| Record extracts |

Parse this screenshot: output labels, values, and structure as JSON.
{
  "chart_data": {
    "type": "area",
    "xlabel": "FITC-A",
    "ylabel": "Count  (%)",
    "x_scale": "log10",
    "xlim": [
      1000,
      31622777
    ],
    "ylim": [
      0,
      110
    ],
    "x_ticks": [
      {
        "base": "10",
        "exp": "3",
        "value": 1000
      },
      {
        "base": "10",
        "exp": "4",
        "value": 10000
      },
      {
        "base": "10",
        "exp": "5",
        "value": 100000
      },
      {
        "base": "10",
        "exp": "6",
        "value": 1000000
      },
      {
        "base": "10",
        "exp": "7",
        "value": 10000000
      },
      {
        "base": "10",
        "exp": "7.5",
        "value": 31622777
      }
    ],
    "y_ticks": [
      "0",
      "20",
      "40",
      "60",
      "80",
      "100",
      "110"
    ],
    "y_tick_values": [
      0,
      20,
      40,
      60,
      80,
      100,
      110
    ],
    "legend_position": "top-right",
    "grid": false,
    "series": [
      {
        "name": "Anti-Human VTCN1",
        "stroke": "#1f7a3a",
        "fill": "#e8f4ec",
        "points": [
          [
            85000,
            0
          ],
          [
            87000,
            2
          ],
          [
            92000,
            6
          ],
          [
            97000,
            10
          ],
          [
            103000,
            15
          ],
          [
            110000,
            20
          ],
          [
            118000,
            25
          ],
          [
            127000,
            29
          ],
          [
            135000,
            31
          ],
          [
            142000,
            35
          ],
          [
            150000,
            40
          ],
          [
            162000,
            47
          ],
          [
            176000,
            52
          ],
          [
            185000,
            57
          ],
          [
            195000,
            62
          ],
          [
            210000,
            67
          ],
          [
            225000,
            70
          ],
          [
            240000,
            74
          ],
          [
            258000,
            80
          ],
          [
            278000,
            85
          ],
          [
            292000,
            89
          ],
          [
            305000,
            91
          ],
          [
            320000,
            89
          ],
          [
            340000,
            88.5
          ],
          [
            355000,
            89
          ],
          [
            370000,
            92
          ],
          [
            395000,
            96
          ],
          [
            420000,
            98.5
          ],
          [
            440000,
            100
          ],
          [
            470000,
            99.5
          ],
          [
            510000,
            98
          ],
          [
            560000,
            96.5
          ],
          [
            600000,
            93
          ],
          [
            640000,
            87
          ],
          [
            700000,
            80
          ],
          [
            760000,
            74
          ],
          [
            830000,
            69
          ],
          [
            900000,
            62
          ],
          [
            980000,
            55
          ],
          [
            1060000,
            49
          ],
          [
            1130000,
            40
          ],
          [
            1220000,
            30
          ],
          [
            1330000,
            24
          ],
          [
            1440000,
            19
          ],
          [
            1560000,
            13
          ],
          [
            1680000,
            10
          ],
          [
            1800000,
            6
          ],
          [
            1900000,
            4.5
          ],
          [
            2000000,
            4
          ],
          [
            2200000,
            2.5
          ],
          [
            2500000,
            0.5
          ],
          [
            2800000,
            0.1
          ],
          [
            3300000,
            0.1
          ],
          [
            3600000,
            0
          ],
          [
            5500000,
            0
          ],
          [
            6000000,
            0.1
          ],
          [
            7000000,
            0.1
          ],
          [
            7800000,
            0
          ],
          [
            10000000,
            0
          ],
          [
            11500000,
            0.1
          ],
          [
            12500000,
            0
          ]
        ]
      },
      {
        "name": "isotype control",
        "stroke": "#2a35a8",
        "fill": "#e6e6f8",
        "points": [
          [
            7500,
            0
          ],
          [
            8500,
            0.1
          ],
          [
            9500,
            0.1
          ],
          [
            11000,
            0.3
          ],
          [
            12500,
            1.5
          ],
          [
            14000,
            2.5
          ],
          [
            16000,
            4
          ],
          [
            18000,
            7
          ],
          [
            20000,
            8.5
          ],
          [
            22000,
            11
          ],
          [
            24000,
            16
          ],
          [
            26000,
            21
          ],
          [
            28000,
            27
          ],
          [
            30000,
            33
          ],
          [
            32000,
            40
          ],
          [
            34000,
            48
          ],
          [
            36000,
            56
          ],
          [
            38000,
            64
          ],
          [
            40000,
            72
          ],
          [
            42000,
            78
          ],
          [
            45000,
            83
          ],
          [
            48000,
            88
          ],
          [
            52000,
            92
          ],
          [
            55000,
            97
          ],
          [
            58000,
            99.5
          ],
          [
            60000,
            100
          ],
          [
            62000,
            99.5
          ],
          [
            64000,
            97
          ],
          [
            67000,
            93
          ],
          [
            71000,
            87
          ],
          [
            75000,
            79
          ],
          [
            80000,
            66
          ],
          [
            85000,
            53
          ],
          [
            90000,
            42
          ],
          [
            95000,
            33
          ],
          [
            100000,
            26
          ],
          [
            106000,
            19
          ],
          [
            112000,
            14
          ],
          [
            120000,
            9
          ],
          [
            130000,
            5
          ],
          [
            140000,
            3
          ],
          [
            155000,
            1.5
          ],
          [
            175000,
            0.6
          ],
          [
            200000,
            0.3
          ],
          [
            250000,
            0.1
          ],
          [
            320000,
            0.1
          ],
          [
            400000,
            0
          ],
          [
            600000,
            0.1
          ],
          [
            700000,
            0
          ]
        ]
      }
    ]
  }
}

| Stated problem |
Set down all of the data above, word for word.

| Exercise response |
Parse this screenshot: output labels, values, and structure as JSON.
{
  "chart_data": {
    "type": "area",
    "xlabel": "FITC-A",
    "ylabel": "Count  (%)",
    "x_scale": "log10",
    "xlim": [
      1000,
      31622777
    ],
    "ylim": [
      0,
      110
    ],
    "x_ticks": [
      {
        "base": "10",
        "exp": "3",
        "value": 1000
      },
      {
        "base": "10",
        "exp": "4",
        "value": 10000
      },
      {
        "base": "10",
        "exp": "5",
        "value": 100000
      },
      {
        "base": "10",
        "exp": "6",
        "value": 1000000
      },
      {
        "base": "10",
        "exp": "7",
        "value": 10000000
      },
      {
        "base": "10",
        "exp": "7.5",
        "value": 31622777
      }
    ],
    "y_ticks": [
      "0",
      "20",
      "40",
      "60",
      "80",
      "100",
      "110"
    ],
    "y_tick_values": [
      0,
      20,
      40,
      60,
      80,
      100,
      110
    ],
    "legend_position": "top-right",
    "grid": false,
    "series": [
      {
        "name": "Anti-Human VTCN1",
        "stroke": "#1f7a3a",
        "fill": "#e8f4ec",
        "points": [
          [
            85000,
            0
          ],
          [
            87000,
            2
          ],
          [
            92000,
            6
          ],
          [
            97000,
            10
          ],
          [
            103000,
            15
          ],
          [
            110000,
            20
          ],
          [
            118000,
            25
          ],
          [
            127000,
            29
          ],
          [
            135000,
            31
          ],
          [
            142000,
            35
          ],
          [
            150000,
            40
          ],
          [
            162000,
            47
          ],
          [
            176000,
            52
          ],
          [
            185000,
            57
          ],
          [
            195000,
            62
          ],
          [
            210000,
            67
          ],
          [
            225000,
            70
          ],
          [
            240000,
            74
          ],
          [
            258000,
            80
          ],
          [
            278000,
            85
          ],
          [
            292000,
            89
          ],
          [
            305000,
            91
          ],
          [
            320000,
            89
          ],
          [
            340000,
            88.5
          ],
          [
            355000,
            89
          ],
          [
            370000,
            92
          ],
          [
            395000,
            96
          ],
          [
            420000,
            98.5
          ],
          [
            440000,
            100
          ],
          [
            470000,
            99.5
          ],
          [
            510000,
            98
          ],
          [
            560000,
            96.5
          ],
          [
            600000,
            93
          ],
          [
            640000,
            87
          ],
          [
            700000,
            80
          ],
          [
            760000,
            74
          ],
          [
            830000,
            69
          ],
          [
            900000,
            62
          ],
          [
            980000,
            55
          ],
          [
            1060000,
            49
          ],
          [
            1130000,
            40
          ],
          [
            1220000,
            30
          ],
          [
            1330000,
            24
          ],
          [
            1440000,
            19
          ],
          [
            1560000,
            13
          ],
          [
            1680000,
            10
          ],
          [
            1800000,
            6
          ],
          [
            1900000,
            4.5
          ],
          [
            2000000,
            4
          ],
          [
            2200000,
            2.5
          ],
          [
            2500000,
            0.5
          ],
          [
            2800000,
            0.1
          ],
          [
            3300000,
            0.1
          ],
          [
            3600000,
            0
          ],
          [
            5500000,
            0
          ],
          [
            6000000,
            0.1
          ],
          [
            7000000,
            0.1
          ],
          [
            7800000,
            0
          ],
          [
            10000000,
            0
          ],
          [
            11500000,
            0.1
          ],
          [
            12500000,
            0
          ]
        ]
      },
      {
        "name": "isotype control",
        "stroke": "#2a35a8",
        "fill": "#e6e6f8",
        "points": [
          [
            7500,
            0
          ],
          [
            8500,
            0.1
          ],
          [
            9500,
            0.1
          ],
          [
            11000,
            0.3
          ],
          [
            12500,
            1.5
          ],
          [
            14000,
            2.5
          ],
          [
            16000,
            4
          ],
          [
            18000,
            7
          ],
          [
            20000,
            8.5
          ],
          [
            22000,
            11
          ],
          [
            24000,
            16
          ],
          [
            26000,
            21
          ],
          [
            28000,
            27
          ],
          [
            30000,
            33
          ],
          [
            32000,
            40
          ],
          [
            34000,
            48
          ],
          [
            36000,
            56
          ],
          [
            38000,
            64
          ],
          [
            40000,
            72
          ],
          [
            42000,
            78
          ],
          [
            45000,
            83
          ],
          [
            48000,
            88
          ],
          [
            52000,
            92
          ],
          [
            55000,
            97
          ],
          [
            58000,
            99.5
          ],
          [
            60000,
            100
          ],
          [
            62000,
            99.5
          ],
          [
            64000,
            97
          ],
          [
            67000,
            93
          ],
          [
            71000,
            87
          ],
          [
            75000,
            79
          ],
          [
            80000,
            66
          ],
          [
            85000,
            53
          ],
          [
            90000,
            42
          ],
          [
            95000,
            33
          ],
          [
            100000,
            26
          ],
          [
            106000,
            19
          ],
          [
            112000,
            14
          ],
          [
            120000,
            9
          ],
          [
            130000,
            5
          ],
          [
            140000,
            3
          ],
          [
            155000,
            1.5
          ],
          [
            175000,
            0.6
          ],
          [
            200000,
            0.3
          ],
          [
            250000,
            0.1
          ],
          [
            320000,
            0.1
          ],
          [
            400000,
            0
          ],
          [
            600000,
            0.1
          ],
          [
            700000,
            0
          ]
        ]
      }
    ]
  }
}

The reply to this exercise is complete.